**SUPPLIED ENTRIES**.
---+---

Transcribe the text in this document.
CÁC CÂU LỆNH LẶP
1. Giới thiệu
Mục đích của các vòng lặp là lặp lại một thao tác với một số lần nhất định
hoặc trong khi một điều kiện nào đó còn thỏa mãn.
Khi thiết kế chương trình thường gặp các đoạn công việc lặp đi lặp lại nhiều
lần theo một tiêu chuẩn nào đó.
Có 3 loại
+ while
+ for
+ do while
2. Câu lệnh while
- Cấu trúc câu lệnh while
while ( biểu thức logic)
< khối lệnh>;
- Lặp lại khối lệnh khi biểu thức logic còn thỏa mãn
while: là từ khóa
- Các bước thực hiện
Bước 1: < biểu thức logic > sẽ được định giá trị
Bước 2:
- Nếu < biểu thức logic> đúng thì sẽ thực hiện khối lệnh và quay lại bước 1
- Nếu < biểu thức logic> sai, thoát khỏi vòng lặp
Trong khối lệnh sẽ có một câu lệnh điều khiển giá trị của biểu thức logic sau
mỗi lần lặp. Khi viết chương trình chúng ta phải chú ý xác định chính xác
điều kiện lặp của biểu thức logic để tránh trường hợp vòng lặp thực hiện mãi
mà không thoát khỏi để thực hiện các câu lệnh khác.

---+---

**EXERCISE TASK**.
Provide the count, and nothing else, of lines in the data above where the word "hiện" occurs.

**RESULT FOR THIS TASK**.
4